Prep Time 10 minutes
Cook Time 30 minutes
Total Time 40 minutes
Servings: 6 servings
Course: Appetizer, Soup
Cuisine: American
Calories: 400

Ingredients
  

Vegetables
  • 1 Tablespoon olive oil
  • 2 cups diced carrots (about 1 cup) finely diced
  • 1 small onion finely diced (about 1 cup)
  • 3 ribs celery finely diced (about 1 cup)
Main Ingredients
  • 2 cans diced tomatoes (with juice) (14.5 ounce each)
  • 2 Tablespoons tomato paste
  • 4 cups low-sodium chicken broth
  • 1 teaspoon dried oregano
  • 1.5 teaspoons dried basil leaves
  • 0.5 cups butter
  • 0.5 cups all-purpose flour
  • 1 cup freshly grated Parmesan cheese
  • 1.5 cups half and half (or whole milk)

→ Data excerpts:
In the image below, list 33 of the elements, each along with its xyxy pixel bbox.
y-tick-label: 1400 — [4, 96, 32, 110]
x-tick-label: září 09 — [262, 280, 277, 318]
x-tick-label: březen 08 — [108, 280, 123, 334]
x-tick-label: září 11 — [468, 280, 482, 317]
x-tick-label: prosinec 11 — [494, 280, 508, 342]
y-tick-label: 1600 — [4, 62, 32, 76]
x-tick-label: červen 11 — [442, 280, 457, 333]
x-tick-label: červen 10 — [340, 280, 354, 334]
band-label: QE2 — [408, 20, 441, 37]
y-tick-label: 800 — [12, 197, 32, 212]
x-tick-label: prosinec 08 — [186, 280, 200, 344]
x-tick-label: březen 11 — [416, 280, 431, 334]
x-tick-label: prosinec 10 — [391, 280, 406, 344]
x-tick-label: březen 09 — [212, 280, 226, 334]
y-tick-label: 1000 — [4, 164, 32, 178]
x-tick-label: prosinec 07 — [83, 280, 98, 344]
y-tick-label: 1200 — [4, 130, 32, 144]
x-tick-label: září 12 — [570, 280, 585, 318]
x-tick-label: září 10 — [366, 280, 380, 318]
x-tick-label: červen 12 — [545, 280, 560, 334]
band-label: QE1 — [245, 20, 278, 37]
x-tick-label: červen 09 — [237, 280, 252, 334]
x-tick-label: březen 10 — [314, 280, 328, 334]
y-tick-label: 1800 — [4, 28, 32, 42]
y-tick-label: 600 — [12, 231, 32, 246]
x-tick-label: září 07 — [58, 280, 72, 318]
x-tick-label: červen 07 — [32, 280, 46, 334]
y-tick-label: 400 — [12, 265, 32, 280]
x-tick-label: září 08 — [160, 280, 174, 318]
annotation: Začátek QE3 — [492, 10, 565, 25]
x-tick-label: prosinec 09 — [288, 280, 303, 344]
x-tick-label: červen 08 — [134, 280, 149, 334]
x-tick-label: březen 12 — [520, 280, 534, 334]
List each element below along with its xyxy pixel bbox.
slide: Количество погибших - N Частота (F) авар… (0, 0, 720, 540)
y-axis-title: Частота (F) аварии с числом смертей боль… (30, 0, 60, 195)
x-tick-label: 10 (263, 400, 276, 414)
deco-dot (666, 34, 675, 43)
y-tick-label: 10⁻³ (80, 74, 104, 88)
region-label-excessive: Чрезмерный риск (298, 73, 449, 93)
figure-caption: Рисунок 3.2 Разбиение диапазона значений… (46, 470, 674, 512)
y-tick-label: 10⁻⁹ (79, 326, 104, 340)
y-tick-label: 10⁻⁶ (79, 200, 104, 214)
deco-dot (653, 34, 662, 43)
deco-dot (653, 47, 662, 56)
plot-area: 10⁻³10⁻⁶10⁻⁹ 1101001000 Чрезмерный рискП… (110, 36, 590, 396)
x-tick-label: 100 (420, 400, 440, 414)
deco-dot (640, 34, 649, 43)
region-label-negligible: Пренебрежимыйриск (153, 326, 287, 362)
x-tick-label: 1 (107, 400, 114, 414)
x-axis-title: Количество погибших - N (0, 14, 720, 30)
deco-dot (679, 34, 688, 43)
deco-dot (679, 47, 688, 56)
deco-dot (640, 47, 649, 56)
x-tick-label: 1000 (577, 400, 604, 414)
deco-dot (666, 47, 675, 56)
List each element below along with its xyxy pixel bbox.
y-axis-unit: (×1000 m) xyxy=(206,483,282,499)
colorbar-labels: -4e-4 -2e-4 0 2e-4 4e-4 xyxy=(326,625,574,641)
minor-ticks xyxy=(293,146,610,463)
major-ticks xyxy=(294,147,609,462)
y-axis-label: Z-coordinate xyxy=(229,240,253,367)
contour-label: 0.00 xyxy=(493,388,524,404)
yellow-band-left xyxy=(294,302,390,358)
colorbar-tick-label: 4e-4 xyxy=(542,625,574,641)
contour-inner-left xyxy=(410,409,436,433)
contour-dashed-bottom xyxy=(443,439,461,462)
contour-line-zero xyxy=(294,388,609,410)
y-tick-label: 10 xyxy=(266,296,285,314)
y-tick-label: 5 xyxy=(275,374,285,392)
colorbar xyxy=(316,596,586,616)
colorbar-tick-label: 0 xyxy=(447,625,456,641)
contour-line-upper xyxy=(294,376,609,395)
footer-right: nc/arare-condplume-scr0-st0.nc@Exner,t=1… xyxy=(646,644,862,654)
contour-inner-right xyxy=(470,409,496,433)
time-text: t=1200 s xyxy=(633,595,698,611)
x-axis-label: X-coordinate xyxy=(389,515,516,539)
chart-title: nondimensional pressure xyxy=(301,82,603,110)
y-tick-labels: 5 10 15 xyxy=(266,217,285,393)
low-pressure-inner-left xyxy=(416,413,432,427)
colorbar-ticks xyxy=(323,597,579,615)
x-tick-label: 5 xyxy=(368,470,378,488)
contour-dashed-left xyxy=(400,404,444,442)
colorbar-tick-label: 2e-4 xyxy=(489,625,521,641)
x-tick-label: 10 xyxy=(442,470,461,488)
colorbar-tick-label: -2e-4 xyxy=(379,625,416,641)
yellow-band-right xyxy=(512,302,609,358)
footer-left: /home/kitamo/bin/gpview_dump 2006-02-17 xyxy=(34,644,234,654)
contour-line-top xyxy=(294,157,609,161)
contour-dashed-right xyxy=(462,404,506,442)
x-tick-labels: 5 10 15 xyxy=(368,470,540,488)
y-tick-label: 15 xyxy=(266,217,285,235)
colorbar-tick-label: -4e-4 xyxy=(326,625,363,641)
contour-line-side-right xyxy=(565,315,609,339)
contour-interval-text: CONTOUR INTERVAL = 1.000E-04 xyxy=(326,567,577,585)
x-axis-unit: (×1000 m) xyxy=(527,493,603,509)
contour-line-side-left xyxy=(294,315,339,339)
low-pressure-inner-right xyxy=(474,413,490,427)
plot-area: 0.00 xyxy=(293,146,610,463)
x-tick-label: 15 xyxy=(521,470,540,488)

→ Exercise brief:
Reproduce the soup recipe above in full, word for word.

→ Expected output:
Prep Time 10 minutes
Cook Time 30 minutes
Total Time 40 minutes
Servings: 6 servings
Course: Appetizer, Soup
Cuisine: American
Calories: 400

Ingredients
  

Vegetables
  • 1 Tablespoon olive oil
  • 2 cups diced carrots (about 1 cup) finely diced
  • 1 small onion finely diced (about 1 cup)
  • 3 ribs celery finely diced (about 1 cup)
Main Ingredients
  • 2 cans diced tomatoes (with juice) (14.5 ounce each)
  • 2 Tablespoons tomato paste
  • 4 cups low-sodium chicken broth
  • 1 teaspoon dried oregano
  • 1.5 teaspoons dried basil leaves
  • 0.5 cups butter
  • 0.5 cups all-purpose flour
  • 1 cup freshly grated Parmesan cheese
  • 1.5 cups half and half (or whole milk)